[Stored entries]
● ● ●
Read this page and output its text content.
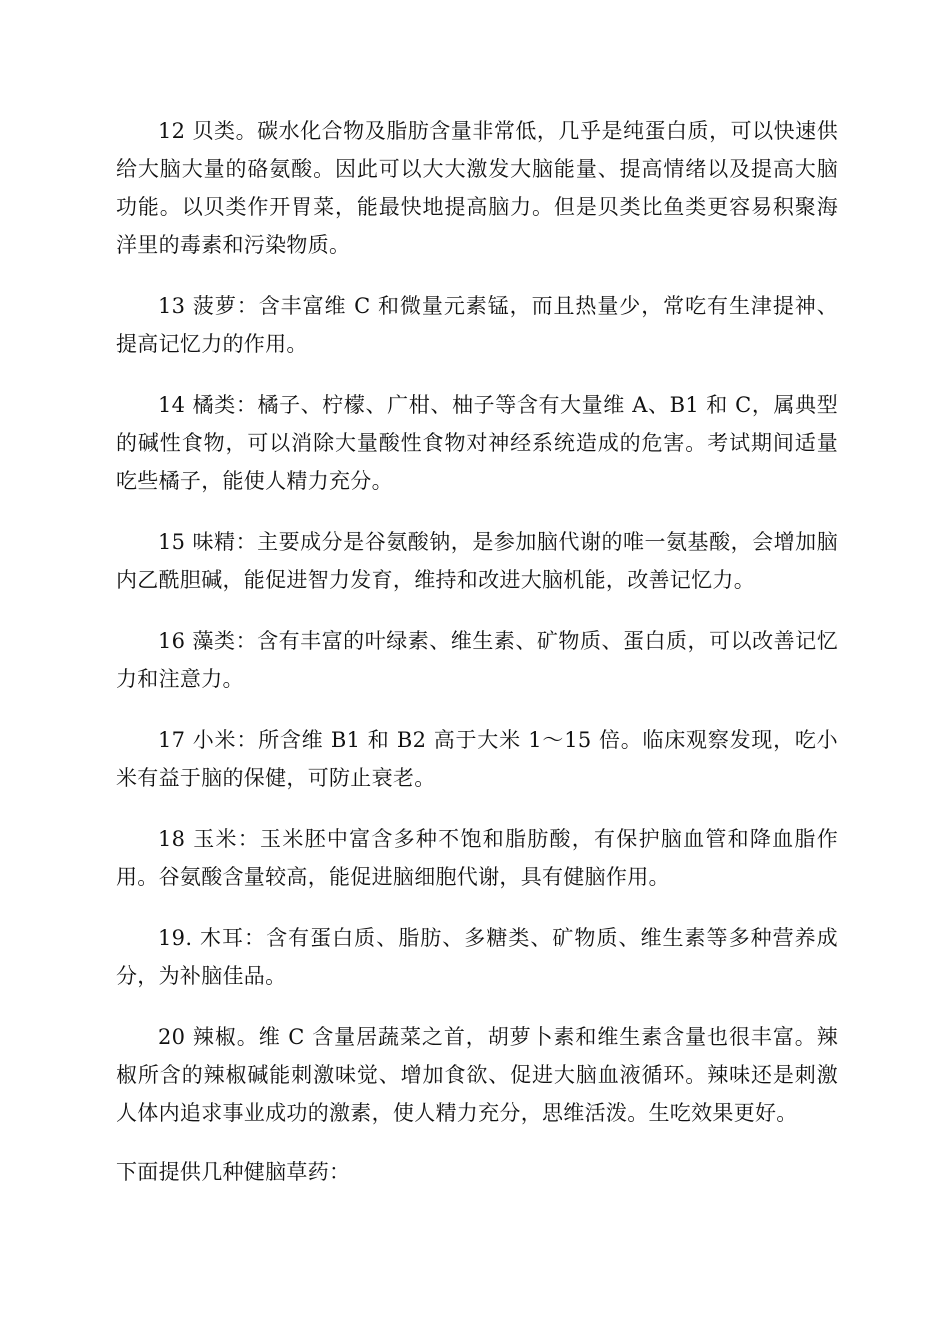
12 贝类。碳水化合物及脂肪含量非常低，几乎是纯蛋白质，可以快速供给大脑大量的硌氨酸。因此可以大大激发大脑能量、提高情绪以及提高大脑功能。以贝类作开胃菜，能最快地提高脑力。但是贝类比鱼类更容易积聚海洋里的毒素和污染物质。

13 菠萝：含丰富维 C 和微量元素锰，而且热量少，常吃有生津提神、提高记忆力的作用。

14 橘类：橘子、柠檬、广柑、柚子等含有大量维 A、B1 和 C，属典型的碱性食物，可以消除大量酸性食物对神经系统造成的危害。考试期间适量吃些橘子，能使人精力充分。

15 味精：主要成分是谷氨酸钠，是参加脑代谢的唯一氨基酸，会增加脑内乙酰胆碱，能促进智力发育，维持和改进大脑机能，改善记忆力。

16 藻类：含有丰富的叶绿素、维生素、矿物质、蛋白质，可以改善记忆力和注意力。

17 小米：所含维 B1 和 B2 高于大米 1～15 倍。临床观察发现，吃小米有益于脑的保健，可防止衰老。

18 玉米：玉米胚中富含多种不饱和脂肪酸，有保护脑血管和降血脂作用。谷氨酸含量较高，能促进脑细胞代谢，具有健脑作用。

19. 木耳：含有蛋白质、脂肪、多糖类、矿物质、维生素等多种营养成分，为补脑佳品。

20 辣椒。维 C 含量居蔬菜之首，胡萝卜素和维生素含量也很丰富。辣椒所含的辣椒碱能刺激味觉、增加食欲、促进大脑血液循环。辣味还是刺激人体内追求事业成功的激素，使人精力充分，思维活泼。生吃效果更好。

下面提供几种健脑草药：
● ● ●
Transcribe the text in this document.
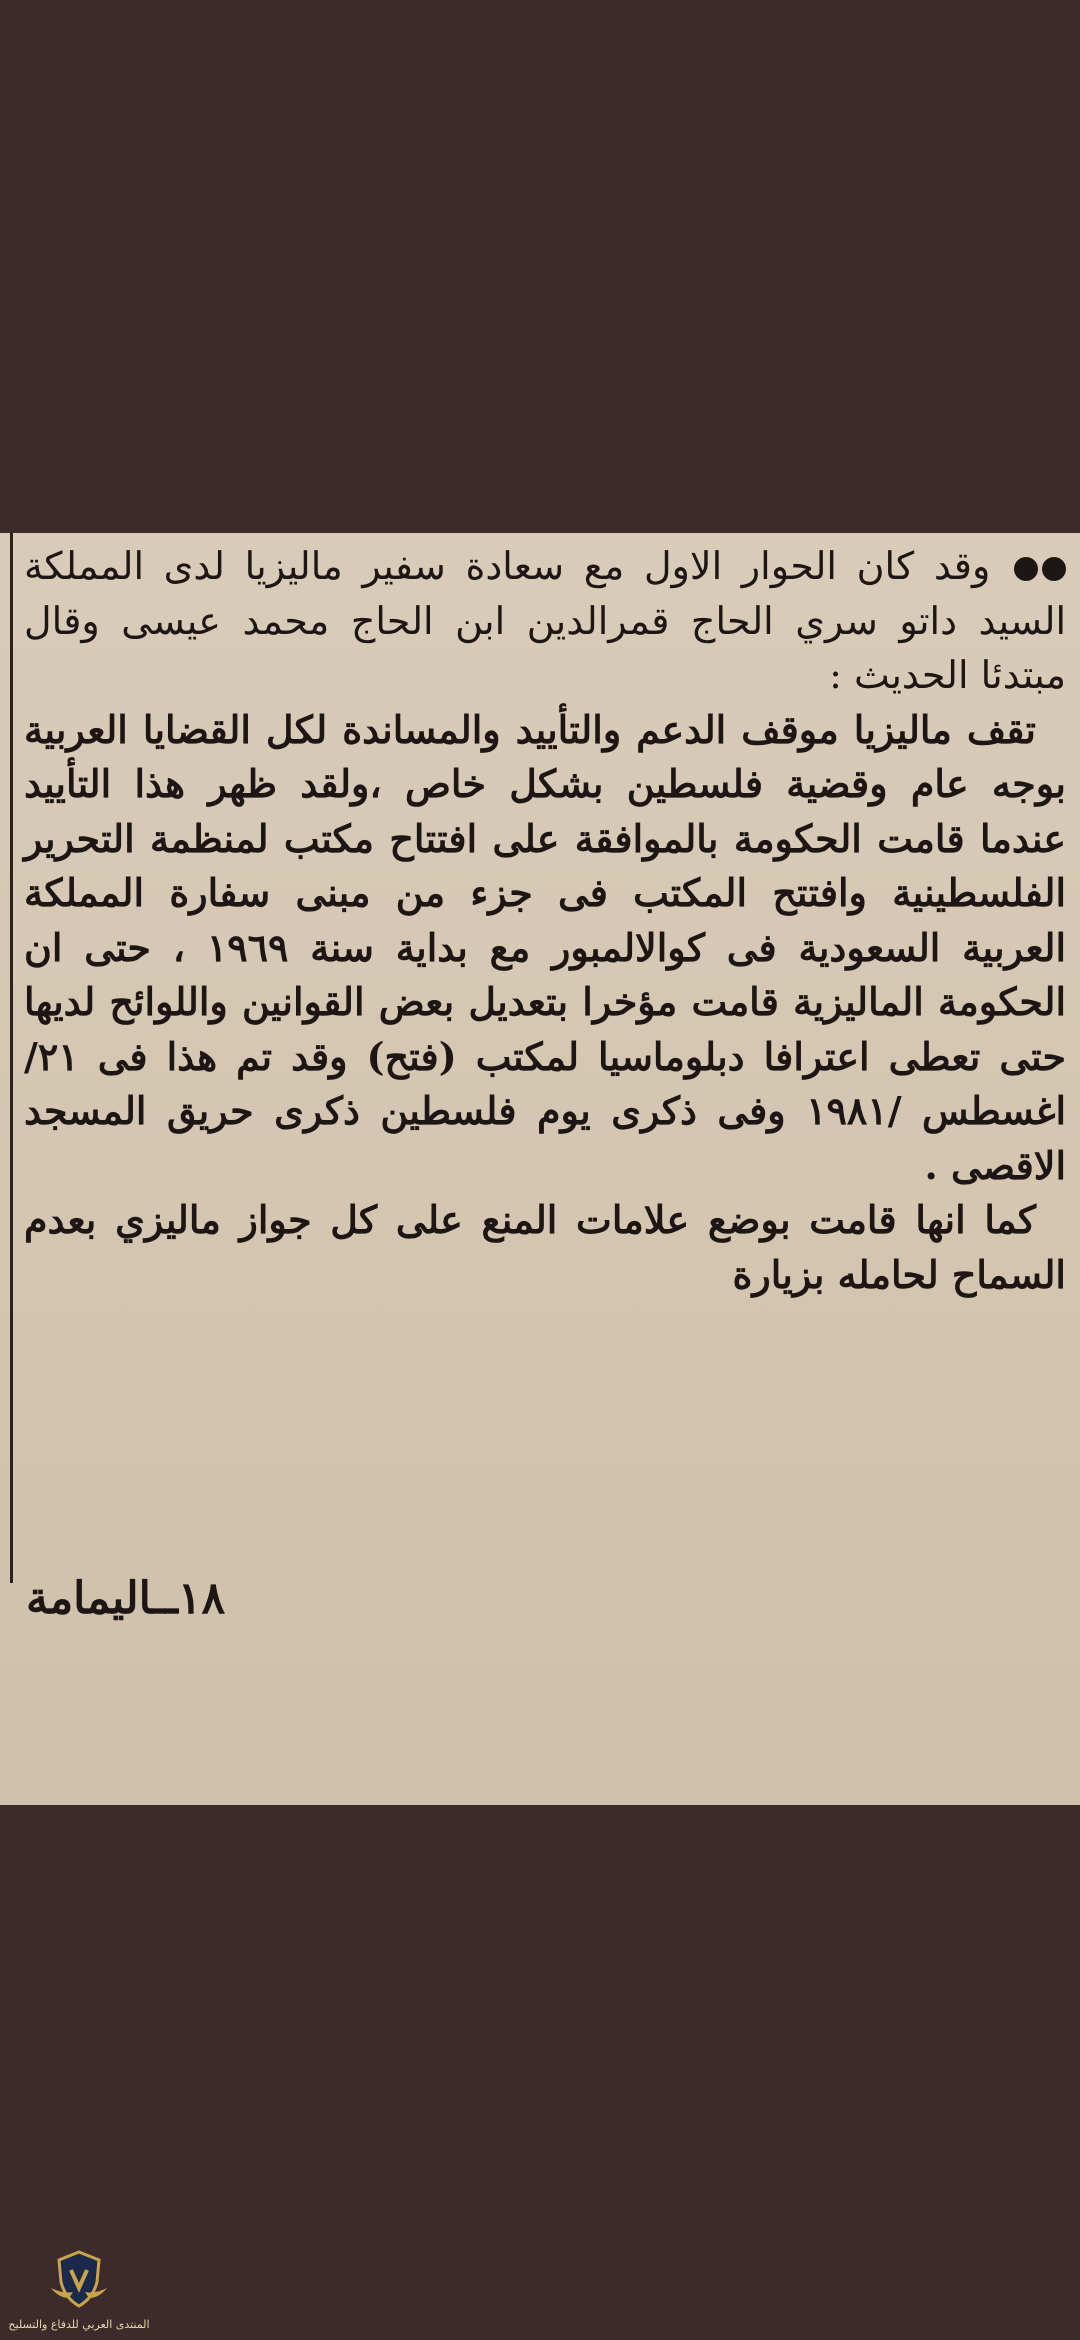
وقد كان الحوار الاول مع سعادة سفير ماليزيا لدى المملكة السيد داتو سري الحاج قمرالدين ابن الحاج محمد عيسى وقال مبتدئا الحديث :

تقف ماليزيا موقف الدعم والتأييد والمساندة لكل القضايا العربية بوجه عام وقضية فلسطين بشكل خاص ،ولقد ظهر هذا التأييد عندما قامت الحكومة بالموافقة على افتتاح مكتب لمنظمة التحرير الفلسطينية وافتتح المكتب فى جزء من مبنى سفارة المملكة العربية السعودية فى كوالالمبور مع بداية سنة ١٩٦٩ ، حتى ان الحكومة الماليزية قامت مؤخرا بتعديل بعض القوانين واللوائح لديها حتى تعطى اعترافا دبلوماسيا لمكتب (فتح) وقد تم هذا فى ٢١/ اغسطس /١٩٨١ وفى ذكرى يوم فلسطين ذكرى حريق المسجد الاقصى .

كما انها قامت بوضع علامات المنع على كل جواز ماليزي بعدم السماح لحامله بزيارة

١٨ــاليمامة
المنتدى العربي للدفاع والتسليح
● ● ●
Scan the lines for the string "text". Copy out each line that matches.

Read this page and output its text content.
Transcribe the text in this document.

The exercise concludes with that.